▸ Aim of the exercise: Rewrite the data below with every instance of "legend-swatch" changed to "legend-marker" and everything else left as is. Leave out the pictures.

# START OF Input records

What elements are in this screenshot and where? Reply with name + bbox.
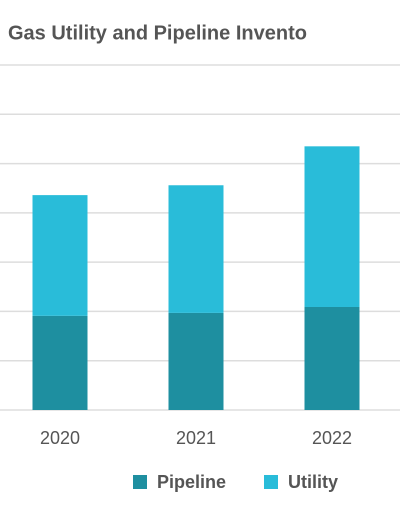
x-tick-label: 2020 [40,428,80,448]
x-tick-label: 2021 [176,428,216,448]
bar-segment [32,315,88,410]
legend-swatch [133,475,147,489]
legend-swatch [264,475,278,489]
x-tick-label: 2022 [312,428,352,448]
bar-segment [32,195,88,316]
legend-label: Utility [288,472,338,492]
bar-segment [304,146,360,307]
bar-segment [304,306,360,410]
bar-segment [168,312,224,410]
legend-label: Pipeline [157,472,226,492]
chart-title: Gas Utility and Pipeline Invento [8,22,307,44]
bar-segment [168,185,224,313]
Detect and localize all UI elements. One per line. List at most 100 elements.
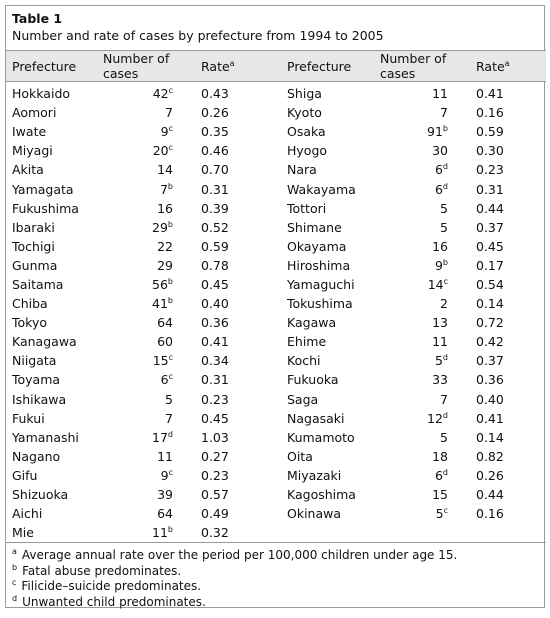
footnote-text: Unwanted child predominates.	[22, 594, 206, 609]
table-title-block: Table 1 Number and rate of cases by pref…	[6, 6, 544, 44]
rate-cell-left: 0.45	[201, 410, 229, 426]
prefecture-cell-right: Miyazaki	[287, 467, 342, 483]
prefecture-cell-right: Okayama	[287, 238, 347, 254]
prefecture-cell-right: Kagawa	[287, 315, 337, 331]
footnote-marker: c	[168, 353, 173, 363]
header-rate-text: Rate	[201, 58, 230, 74]
prefecture-cell-left: Shizuoka	[12, 487, 69, 503]
prefecture-cell-right: Hyogo	[287, 143, 328, 159]
footnote-marker: b	[167, 181, 173, 191]
cases-value: 14	[427, 276, 444, 292]
footnote: a Average annual rate over the period per…	[12, 548, 538, 564]
header-cases-right: Number of cases	[374, 50, 470, 82]
cases-value: 12	[427, 410, 443, 426]
cases-cell-left: 17d	[97, 428, 195, 447]
rate-cell-right: 0.82	[476, 448, 504, 464]
footnote-marker: d	[442, 181, 448, 191]
prefecture-cell-right	[281, 523, 374, 544]
prefecture-cell-right: Tokushima	[287, 296, 353, 312]
cases-cell-left: 7	[97, 103, 195, 122]
table-row: Gifu 9c 0.23 Miyazaki 6d 0.26	[6, 466, 546, 485]
prefecture-cell-left: Tokyo	[12, 315, 47, 331]
cases-cell-left: 56b	[97, 275, 195, 294]
table-row: Fukushima 16 0.39 Tottori 5 0.44	[6, 199, 546, 218]
cases-value: 13	[432, 315, 448, 331]
rate-cell-left: 1.03	[201, 429, 229, 445]
prefecture-cell-right: Yamaguchi	[287, 276, 355, 292]
table-row: Iwate 9c 0.35 Osaka 91b 0.59	[6, 122, 546, 141]
cases-value: 9	[160, 124, 169, 140]
rate-cell-left: 0.52	[201, 219, 229, 235]
rate-cell-right: 0.41	[476, 86, 504, 102]
prefecture-cell-left: Fukushima	[12, 200, 79, 216]
rate-cell-left: 0.78	[201, 257, 229, 273]
cases-cell-right: 6d	[374, 179, 470, 198]
cases-cell-left: 14	[97, 160, 195, 179]
footnote-marker: a	[504, 58, 510, 68]
cases-cell-left: 16	[97, 199, 195, 218]
footnote-marker: d	[12, 593, 18, 603]
table-row: Niigata 15c 0.34 Kochi 5d 0.37	[6, 351, 546, 370]
footnote-marker: d	[442, 410, 448, 420]
rate-cell-left: 0.27	[201, 448, 229, 464]
cases-cell-left: 64	[97, 313, 195, 332]
cases-cell-right: 2	[374, 294, 470, 313]
prefecture-cell-left: Ishikawa	[12, 391, 67, 407]
footnote-marker: b	[167, 295, 173, 305]
rate-cell-left: 0.70	[201, 162, 229, 178]
cases-value: 42	[152, 86, 169, 102]
rate-cell-right: 0.44	[476, 487, 504, 503]
footnote-marker: c	[168, 467, 173, 477]
header-prefecture-left: Prefecture	[6, 50, 97, 82]
rate-cell-right: 0.45	[476, 238, 504, 254]
cases-cell-left: 20c	[97, 141, 195, 160]
cases-value: 5	[440, 200, 448, 216]
rate-cell-right: 0.72	[476, 315, 504, 331]
table-row: Mie 11b 0.32	[6, 523, 546, 544]
rate-cell-right: 0.44	[476, 200, 504, 216]
cases-cell-right: 5	[374, 428, 470, 447]
cases-value: 14	[157, 162, 173, 178]
cases-value: 11	[152, 525, 168, 541]
rate-cell-left: 0.59	[201, 238, 229, 254]
table-body: Hokkaido 42c 0.43 Shiga 11 0.41 Aomori 7 0.26 Kyo…	[6, 82, 546, 544]
rate-cell-left: 0.23	[201, 391, 229, 407]
cases-value: 11	[432, 334, 448, 350]
prefecture-cell-right: Saga	[287, 391, 319, 407]
cases-cell-left: 9c	[97, 466, 195, 485]
rate-cell-right: 0.37	[476, 219, 504, 235]
cases-cell-right: 11	[374, 332, 470, 351]
footnote-text: Average annual rate over the period per …	[21, 548, 458, 563]
prefecture-cell-right: Wakayama	[287, 181, 356, 197]
footnotes: a Average annual rate over the period per…	[6, 543, 544, 610]
cases-value: 16	[432, 238, 448, 254]
rate-cell-left: 0.39	[201, 200, 229, 216]
cases-value: 6	[160, 372, 169, 388]
table-row: Gunma 29 0.78 Hiroshima 9b 0.17	[6, 256, 546, 275]
prefecture-cell-left: Hokkaido	[12, 86, 71, 102]
cases-cell-left: 7b	[97, 179, 195, 198]
footnote-marker: d	[442, 162, 448, 172]
table-row: Aomori 7 0.26 Kyoto 7 0.16	[6, 103, 546, 122]
cases-cell-left: 9c	[97, 122, 195, 141]
table-row: Yamanashi 17d 1.03 Kumamoto 5 0.14	[6, 428, 546, 447]
cases-cell-left: 6c	[97, 370, 195, 389]
cases-cell-left: 5	[97, 390, 195, 409]
cases-value: 5	[435, 506, 444, 522]
prefecture-cell-left: Fukui	[12, 410, 45, 426]
cases-cell-right: 91b	[374, 122, 470, 141]
footnote-marker: b	[442, 124, 448, 134]
prefecture-cell-right: Shiga	[287, 86, 322, 102]
prefecture-cell-left: Miyagi	[12, 143, 53, 159]
rate-cell-left: 0.31	[201, 372, 229, 388]
prefecture-cell-right: Ehime	[287, 334, 327, 350]
header-rate-right: Ratea	[470, 50, 546, 82]
rate-cell-left: 0.49	[201, 506, 229, 522]
rate-cell-right: 0.31	[476, 181, 504, 197]
cases-value: 91	[427, 124, 443, 140]
footnote-marker: d	[442, 353, 448, 363]
cases-value: 22	[157, 238, 173, 254]
prefecture-cell-left: Yamanashi	[12, 429, 79, 445]
footnote-marker: b	[167, 219, 173, 229]
cases-cell-left: 7	[97, 409, 195, 428]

# END OF Input records

▸ Task response:
What elements are in this screenshot and where? Reply with name + bbox.
x-tick-label: 2020 [40,428,80,448]
x-tick-label: 2021 [176,428,216,448]
bar-segment [32,315,88,410]
legend-marker [133,475,147,489]
legend-marker [264,475,278,489]
x-tick-label: 2022 [312,428,352,448]
bar-segment [32,195,88,316]
legend-label: Utility [288,472,338,492]
bar-segment [304,146,360,307]
bar-segment [304,306,360,410]
bar-segment [168,312,224,410]
legend-label: Pipeline [157,472,226,492]
chart-title: Gas Utility and Pipeline Invento [8,22,307,44]
bar-segment [168,185,224,313]
Detect and localize all UI elements. One per line. List at most 100 elements.
footnote-text: Unwanted child predominates.	[22, 594, 206, 609]
table-title-block: Table 1 Number and rate of cases by pref…	[6, 6, 544, 44]
rate-cell-left: 0.45	[201, 410, 229, 426]
prefecture-cell-right: Miyazaki	[287, 467, 342, 483]
prefecture-cell-right: Okayama	[287, 238, 347, 254]
prefecture-cell-right: Kagawa	[287, 315, 337, 331]
footnote-marker: c	[168, 353, 173, 363]
header-rate-text: Rate	[201, 58, 230, 74]
prefecture-cell-left: Shizuoka	[12, 487, 69, 503]
prefecture-cell-right: Hyogo	[287, 143, 328, 159]
footnote-marker: b	[167, 181, 173, 191]
cases-value: 14	[427, 276, 444, 292]
footnote: a Average annual rate over the period per…	[12, 548, 538, 564]
header-cases-right: Number of cases	[374, 50, 470, 82]
cases-value: 12	[427, 410, 443, 426]
cases-cell-left: 17d	[97, 428, 195, 447]
rate-cell-right: 0.82	[476, 448, 504, 464]
footnote-marker: d	[442, 181, 448, 191]
prefecture-cell-right	[281, 523, 374, 544]
prefecture-cell-right: Tokushima	[287, 296, 353, 312]
cases-cell-left: 7	[97, 103, 195, 122]
table-row: Gifu 9c 0.23 Miyazaki 6d 0.26	[6, 466, 546, 485]
prefecture-cell-left: Tokyo	[12, 315, 47, 331]
cases-cell-left: 56b	[97, 275, 195, 294]
table-row: Fukushima 16 0.39 Tottori 5 0.44	[6, 199, 546, 218]
cases-value: 13	[432, 315, 448, 331]
rate-cell-left: 1.03	[201, 429, 229, 445]
prefecture-cell-right: Yamaguchi	[287, 276, 355, 292]
table-row: Iwate 9c 0.35 Osaka 91b 0.59	[6, 122, 546, 141]
cases-value: 9	[160, 124, 169, 140]
rate-cell-left: 0.52	[201, 219, 229, 235]
rate-cell-right: 0.41	[476, 86, 504, 102]
prefecture-cell-left: Fukushima	[12, 200, 79, 216]
rate-cell-left: 0.78	[201, 257, 229, 273]
cases-cell-right: 6d	[374, 179, 470, 198]
cases-cell-left: 14	[97, 160, 195, 179]
footnote-marker: a	[504, 58, 510, 68]
cases-cell-left: 16	[97, 199, 195, 218]
footnote-marker: d	[12, 593, 18, 603]
table-row: Niigata 15c 0.34 Kochi 5d 0.37	[6, 351, 546, 370]
footnote-marker: d	[442, 410, 448, 420]
rate-cell-left: 0.27	[201, 448, 229, 464]
cases-cell-left: 64	[97, 313, 195, 332]
cases-cell-right: 2	[374, 294, 470, 313]
prefecture-cell-left: Ishikawa	[12, 391, 67, 407]
footnote-marker: b	[167, 295, 173, 305]
rate-cell-left: 0.70	[201, 162, 229, 178]
cases-value: 42	[152, 86, 169, 102]
rate-cell-right: 0.44	[476, 487, 504, 503]
footnote-marker: c	[168, 467, 173, 477]
header-prefecture-left: Prefecture	[6, 50, 97, 82]
rate-cell-right: 0.45	[476, 238, 504, 254]
cases-cell-left: 20c	[97, 141, 195, 160]
cases-value: 5	[440, 200, 448, 216]
rate-cell-right: 0.72	[476, 315, 504, 331]
table-row: Mie 11b 0.32	[6, 523, 546, 544]
rate-cell-right: 0.44	[476, 200, 504, 216]
cases-cell-right: 5	[374, 428, 470, 447]
cases-value: 14	[157, 162, 173, 178]
cases-value: 11	[152, 525, 168, 541]
rate-cell-left: 0.59	[201, 238, 229, 254]
table-body: Hokkaido 42c 0.43 Shiga 11 0.41 Aomori 7 0.26 Kyo…	[6, 82, 546, 544]
rate-cell-left: 0.23	[201, 391, 229, 407]
cases-value: 11	[432, 334, 448, 350]
prefecture-cell-right: Saga	[287, 391, 319, 407]
cases-cell-left: 9c	[97, 466, 195, 485]
rate-cell-right: 0.37	[476, 219, 504, 235]
cases-cell-right: 11	[374, 332, 470, 351]
footnote-text: Average annual rate over the period per …	[21, 548, 458, 563]
prefecture-cell-right: Wakayama	[287, 181, 356, 197]
footnotes: a Average annual rate over the period per…	[6, 543, 544, 610]
cases-value: 16	[432, 238, 448, 254]
rate-cell-left: 0.39	[201, 200, 229, 216]
cases-value: 6	[160, 372, 169, 388]
table-row: Gunma 29 0.78 Hiroshima 9b 0.17	[6, 256, 546, 275]
prefecture-cell-left: Hokkaido	[12, 86, 71, 102]
cases-cell-left: 7b	[97, 179, 195, 198]
footnote-marker: d	[442, 162, 448, 172]
table-row: Aomori 7 0.26 Kyoto 7 0.16	[6, 103, 546, 122]
cases-cell-left: 9c	[97, 122, 195, 141]
table-row: Yamanashi 17d 1.03 Kumamoto 5 0.14	[6, 428, 546, 447]
cases-cell-left: 6c	[97, 370, 195, 389]
cases-cell-left: 5	[97, 390, 195, 409]
cases-value: 5	[435, 506, 444, 522]
prefecture-cell-left: Fukui	[12, 410, 45, 426]
cases-cell-right: 91b	[374, 122, 470, 141]
footnote-marker: b	[442, 124, 448, 134]
prefecture-cell-right: Shiga	[287, 86, 322, 102]
prefecture-cell-left: Miyagi	[12, 143, 53, 159]
rate-cell-left: 0.31	[201, 372, 229, 388]
prefecture-cell-right: Ehime	[287, 334, 327, 350]
header-rate-right: Ratea	[470, 50, 546, 82]
rate-cell-left: 0.49	[201, 506, 229, 522]
rate-cell-right: 0.31	[476, 181, 504, 197]
cases-value: 91	[427, 124, 443, 140]
footnote-marker: d	[442, 353, 448, 363]
cases-value: 22	[157, 238, 173, 254]
prefecture-cell-left: Yamanashi	[12, 429, 79, 445]
footnote-marker: b	[167, 219, 173, 229]
cases-cell-left: 7	[97, 409, 195, 428]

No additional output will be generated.